Images are excluded; otherwise, output every record exactly.

-- START OF Dataset rows --

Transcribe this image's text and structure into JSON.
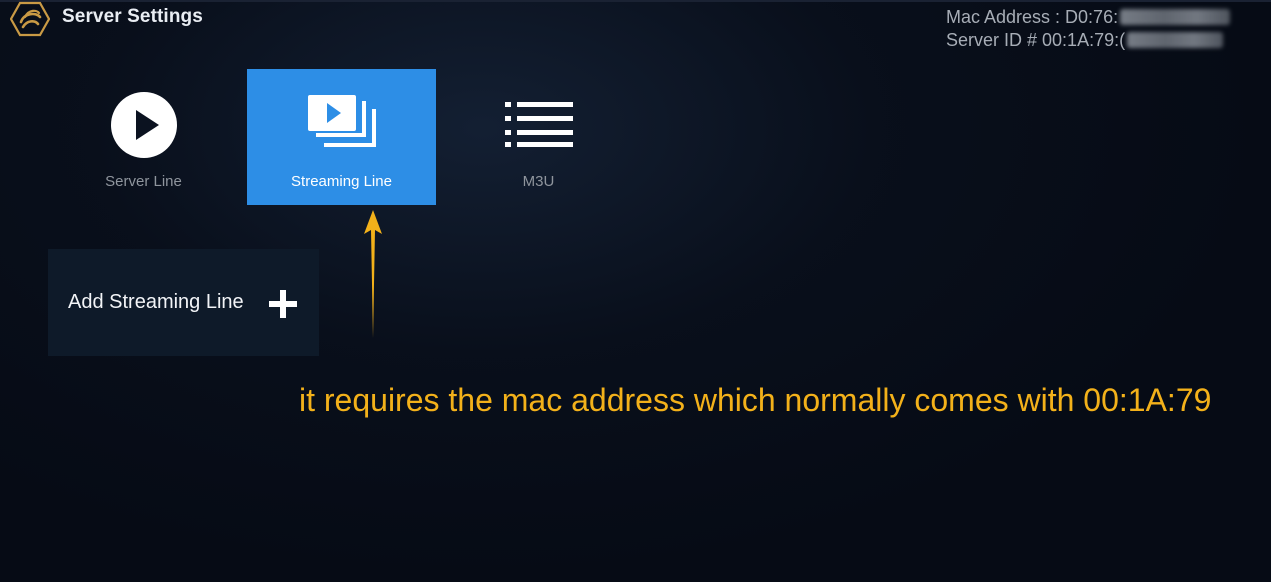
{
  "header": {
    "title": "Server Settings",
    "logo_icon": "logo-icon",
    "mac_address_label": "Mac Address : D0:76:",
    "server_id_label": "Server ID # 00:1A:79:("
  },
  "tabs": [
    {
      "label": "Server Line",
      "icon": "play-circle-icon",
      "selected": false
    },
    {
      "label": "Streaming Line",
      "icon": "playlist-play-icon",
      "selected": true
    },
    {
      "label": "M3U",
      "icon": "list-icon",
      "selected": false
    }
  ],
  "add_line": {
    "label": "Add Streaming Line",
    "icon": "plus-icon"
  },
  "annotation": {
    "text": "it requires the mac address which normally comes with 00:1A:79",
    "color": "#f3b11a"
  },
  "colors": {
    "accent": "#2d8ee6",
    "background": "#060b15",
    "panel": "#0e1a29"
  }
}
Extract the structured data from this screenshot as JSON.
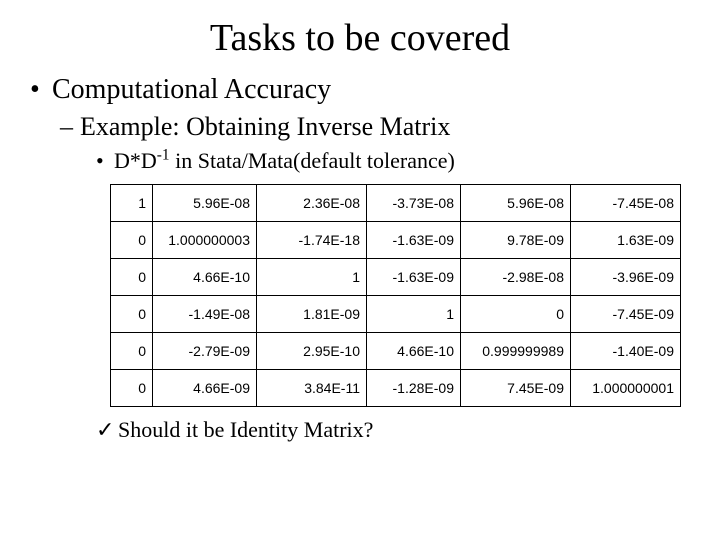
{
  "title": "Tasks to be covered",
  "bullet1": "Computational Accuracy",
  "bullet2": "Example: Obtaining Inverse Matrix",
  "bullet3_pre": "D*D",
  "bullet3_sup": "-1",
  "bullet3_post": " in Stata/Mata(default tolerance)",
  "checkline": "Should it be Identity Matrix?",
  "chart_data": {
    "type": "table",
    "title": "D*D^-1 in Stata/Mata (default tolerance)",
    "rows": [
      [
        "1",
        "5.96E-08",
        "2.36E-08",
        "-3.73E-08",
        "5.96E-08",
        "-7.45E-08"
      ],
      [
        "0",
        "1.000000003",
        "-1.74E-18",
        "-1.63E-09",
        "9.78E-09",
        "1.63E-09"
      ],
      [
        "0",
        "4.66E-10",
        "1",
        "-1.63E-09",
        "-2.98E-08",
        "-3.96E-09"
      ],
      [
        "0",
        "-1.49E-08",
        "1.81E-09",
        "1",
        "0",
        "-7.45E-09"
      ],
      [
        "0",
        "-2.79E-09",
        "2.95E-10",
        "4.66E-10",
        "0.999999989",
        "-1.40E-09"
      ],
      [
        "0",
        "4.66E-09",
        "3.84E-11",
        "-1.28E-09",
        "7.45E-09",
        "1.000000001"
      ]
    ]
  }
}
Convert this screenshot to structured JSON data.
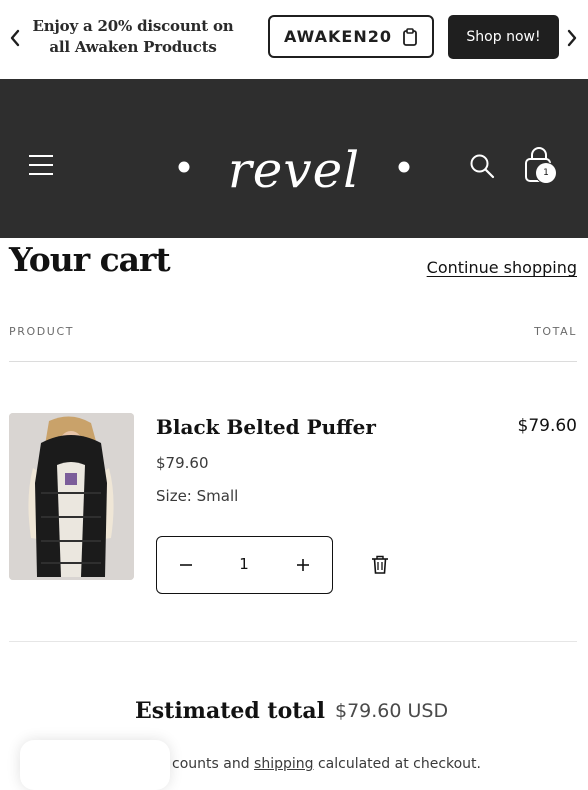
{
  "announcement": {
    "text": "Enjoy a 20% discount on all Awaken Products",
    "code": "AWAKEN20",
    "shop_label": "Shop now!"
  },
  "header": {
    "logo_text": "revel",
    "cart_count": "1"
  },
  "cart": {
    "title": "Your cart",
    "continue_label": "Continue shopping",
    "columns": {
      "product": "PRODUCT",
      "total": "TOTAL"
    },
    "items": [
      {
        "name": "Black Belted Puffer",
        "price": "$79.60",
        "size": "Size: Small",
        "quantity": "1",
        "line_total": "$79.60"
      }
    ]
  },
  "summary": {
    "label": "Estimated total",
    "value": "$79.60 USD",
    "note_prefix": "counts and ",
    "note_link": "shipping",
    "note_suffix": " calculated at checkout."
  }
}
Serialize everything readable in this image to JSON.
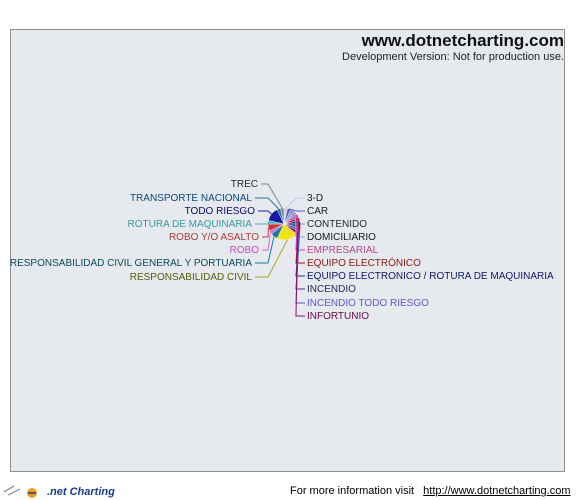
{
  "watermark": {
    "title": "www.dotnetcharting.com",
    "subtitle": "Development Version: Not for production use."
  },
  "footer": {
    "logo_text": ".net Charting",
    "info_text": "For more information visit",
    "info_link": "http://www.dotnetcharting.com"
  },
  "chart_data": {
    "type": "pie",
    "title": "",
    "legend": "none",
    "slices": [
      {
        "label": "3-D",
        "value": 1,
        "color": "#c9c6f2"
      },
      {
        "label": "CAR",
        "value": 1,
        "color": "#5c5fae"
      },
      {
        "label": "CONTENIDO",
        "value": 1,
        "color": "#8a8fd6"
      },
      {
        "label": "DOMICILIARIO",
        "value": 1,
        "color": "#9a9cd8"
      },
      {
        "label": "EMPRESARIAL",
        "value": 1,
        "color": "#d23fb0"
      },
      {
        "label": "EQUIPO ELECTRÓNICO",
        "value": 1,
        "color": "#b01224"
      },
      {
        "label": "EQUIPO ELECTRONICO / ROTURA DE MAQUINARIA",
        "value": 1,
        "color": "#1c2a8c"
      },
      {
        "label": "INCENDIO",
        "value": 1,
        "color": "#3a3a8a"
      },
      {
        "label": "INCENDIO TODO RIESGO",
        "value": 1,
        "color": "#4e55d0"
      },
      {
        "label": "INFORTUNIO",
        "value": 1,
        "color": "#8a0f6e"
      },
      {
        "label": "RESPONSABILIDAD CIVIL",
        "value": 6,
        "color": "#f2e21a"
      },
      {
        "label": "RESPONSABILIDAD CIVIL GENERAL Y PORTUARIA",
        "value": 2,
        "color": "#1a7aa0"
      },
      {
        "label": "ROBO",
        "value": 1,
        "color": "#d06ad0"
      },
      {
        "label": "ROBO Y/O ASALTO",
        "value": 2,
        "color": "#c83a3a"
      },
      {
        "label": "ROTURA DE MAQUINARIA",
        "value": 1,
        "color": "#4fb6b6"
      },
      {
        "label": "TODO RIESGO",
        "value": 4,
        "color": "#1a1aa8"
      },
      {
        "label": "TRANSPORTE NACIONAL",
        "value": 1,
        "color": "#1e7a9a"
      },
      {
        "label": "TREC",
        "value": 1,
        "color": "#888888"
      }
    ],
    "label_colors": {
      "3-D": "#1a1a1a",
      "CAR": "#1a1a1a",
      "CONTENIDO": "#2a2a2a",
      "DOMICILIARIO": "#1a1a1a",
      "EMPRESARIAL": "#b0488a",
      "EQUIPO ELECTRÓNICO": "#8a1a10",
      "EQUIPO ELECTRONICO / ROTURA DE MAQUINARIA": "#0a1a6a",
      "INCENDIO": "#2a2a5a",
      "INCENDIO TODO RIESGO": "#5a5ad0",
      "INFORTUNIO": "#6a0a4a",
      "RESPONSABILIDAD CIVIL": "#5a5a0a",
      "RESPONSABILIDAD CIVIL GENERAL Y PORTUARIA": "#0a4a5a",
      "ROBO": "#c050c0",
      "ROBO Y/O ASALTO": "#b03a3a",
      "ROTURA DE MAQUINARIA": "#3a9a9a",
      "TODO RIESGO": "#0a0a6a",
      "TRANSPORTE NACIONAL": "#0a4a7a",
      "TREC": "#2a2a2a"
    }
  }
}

-- END OF Dataset rows --

◆ Correct result:
Transcribe this image's text and structure into JSON.
{
  "header": {
    "title": "Server Settings",
    "logo_icon": "logo-icon",
    "mac_address_label": "Mac Address : D0:76:",
    "server_id_label": "Server ID # 00:1A:79:("
  },
  "tabs": [
    {
      "label": "Server Line",
      "icon": "play-circle-icon",
      "selected": false
    },
    {
      "label": "Streaming Line",
      "icon": "playlist-play-icon",
      "selected": true
    },
    {
      "label": "M3U",
      "icon": "list-icon",
      "selected": false
    }
  ],
  "add_line": {
    "label": "Add Streaming Line",
    "icon": "plus-icon"
  },
  "annotation": {
    "text": "it requires the mac address which normally comes with 00:1A:79",
    "color": "#f3b11a"
  },
  "colors": {
    "accent": "#2d8ee6",
    "background": "#060b15",
    "panel": "#0e1a29"
  }
}
Extract the structured data from this screenshot as JSON.
{
  "title": "Tasks to be covered",
  "bullet1": "Computational Accuracy",
  "bullet2": "Example: Obtaining Inverse Matrix",
  "bullet3_pre": "D*D",
  "bullet3_sup": "-1",
  "bullet3_post": " in Stata/Mata(default tolerance)",
  "checkline": "Should it be Identity Matrix?",
  "chart_data": {
    "type": "table",
    "title": "D*D^-1 in Stata/Mata (default tolerance)",
    "rows": [
      [
        "1",
        "5.96E-08",
        "2.36E-08",
        "-3.73E-08",
        "5.96E-08",
        "-7.45E-08"
      ],
      [
        "0",
        "1.000000003",
        "-1.74E-18",
        "-1.63E-09",
        "9.78E-09",
        "1.63E-09"
      ],
      [
        "0",
        "4.66E-10",
        "1",
        "-1.63E-09",
        "-2.98E-08",
        "-3.96E-09"
      ],
      [
        "0",
        "-1.49E-08",
        "1.81E-09",
        "1",
        "0",
        "-7.45E-09"
      ],
      [
        "0",
        "-2.79E-09",
        "2.95E-10",
        "4.66E-10",
        "0.999999989",
        "-1.40E-09"
      ],
      [
        "0",
        "4.66E-09",
        "3.84E-11",
        "-1.28E-09",
        "7.45E-09",
        "1.000000001"
      ]
    ]
  }
}
Convert this screenshot to structured JSON data.
{
  "announcement": {
    "text": "Enjoy a 20% discount on all Awaken Products",
    "code": "AWAKEN20",
    "shop_label": "Shop now!"
  },
  "header": {
    "logo_text": "revel",
    "cart_count": "1"
  },
  "cart": {
    "title": "Your cart",
    "continue_label": "Continue shopping",
    "columns": {
      "product": "PRODUCT",
      "total": "TOTAL"
    },
    "items": [
      {
        "name": "Black Belted Puffer",
        "price": "$79.60",
        "size": "Size: Small",
        "quantity": "1",
        "line_total": "$79.60"
      }
    ]
  },
  "summary": {
    "label": "Estimated total",
    "value": "$79.60 USD",
    "note_prefix": "counts and ",
    "note_link": "shipping",
    "note_suffix": " calculated at checkout."
  }
}
Serialize everything readable in this image to JSON.
{
  "watermark": {
    "title": "www.dotnetcharting.com",
    "subtitle": "Development Version: Not for production use."
  },
  "footer": {
    "logo_text": ".net Charting",
    "info_text": "For more information visit",
    "info_link": "http://www.dotnetcharting.com"
  },
  "chart_data": {
    "type": "pie",
    "title": "",
    "legend": "none",
    "slices": [
      {
        "label": "3-D",
        "value": 1,
        "color": "#c9c6f2"
      },
      {
        "label": "CAR",
        "value": 1,
        "color": "#5c5fae"
      },
      {
        "label": "CONTENIDO",
        "value": 1,
        "color": "#8a8fd6"
      },
      {
        "label": "DOMICILIARIO",
        "value": 1,
        "color": "#9a9cd8"
      },
      {
        "label": "EMPRESARIAL",
        "value": 1,
        "color": "#d23fb0"
      },
      {
        "label": "EQUIPO ELECTRÓNICO",
        "value": 1,
        "color": "#b01224"
      },
      {
        "label": "EQUIPO ELECTRONICO / ROTURA DE MAQUINARIA",
        "value": 1,
        "color": "#1c2a8c"
      },
      {
        "label": "INCENDIO",
        "value": 1,
        "color": "#3a3a8a"
      },
      {
        "label": "INCENDIO TODO RIESGO",
        "value": 1,
        "color": "#4e55d0"
      },
      {
        "label": "INFORTUNIO",
        "value": 1,
        "color": "#8a0f6e"
      },
      {
        "label": "RESPONSABILIDAD CIVIL",
        "value": 6,
        "color": "#f2e21a"
      },
      {
        "label": "RESPONSABILIDAD CIVIL GENERAL Y PORTUARIA",
        "value": 2,
        "color": "#1a7aa0"
      },
      {
        "label": "ROBO",
        "value": 1,
        "color": "#d06ad0"
      },
      {
        "label": "ROBO Y/O ASALTO",
        "value": 2,
        "color": "#c83a3a"
      },
      {
        "label": "ROTURA DE MAQUINARIA",
        "value": 1,
        "color": "#4fb6b6"
      },
      {
        "label": "TODO RIESGO",
        "value": 4,
        "color": "#1a1aa8"
      },
      {
        "label": "TRANSPORTE NACIONAL",
        "value": 1,
        "color": "#1e7a9a"
      },
      {
        "label": "TREC",
        "value": 1,
        "color": "#888888"
      }
    ],
    "label_colors": {
      "3-D": "#1a1a1a",
      "CAR": "#1a1a1a",
      "CONTENIDO": "#2a2a2a",
      "DOMICILIARIO": "#1a1a1a",
      "EMPRESARIAL": "#b0488a",
      "EQUIPO ELECTRÓNICO": "#8a1a10",
      "EQUIPO ELECTRONICO / ROTURA DE MAQUINARIA": "#0a1a6a",
      "INCENDIO": "#2a2a5a",
      "INCENDIO TODO RIESGO": "#5a5ad0",
      "INFORTUNIO": "#6a0a4a",
      "RESPONSABILIDAD CIVIL": "#5a5a0a",
      "RESPONSABILIDAD CIVIL GENERAL Y PORTUARIA": "#0a4a5a",
      "ROBO": "#c050c0",
      "ROBO Y/O ASALTO": "#b03a3a",
      "ROTURA DE MAQUINARIA": "#3a9a9a",
      "TODO RIESGO": "#0a0a6a",
      "TRANSPORTE NACIONAL": "#0a4a7a",
      "TREC": "#2a2a2a"
    }
  }
}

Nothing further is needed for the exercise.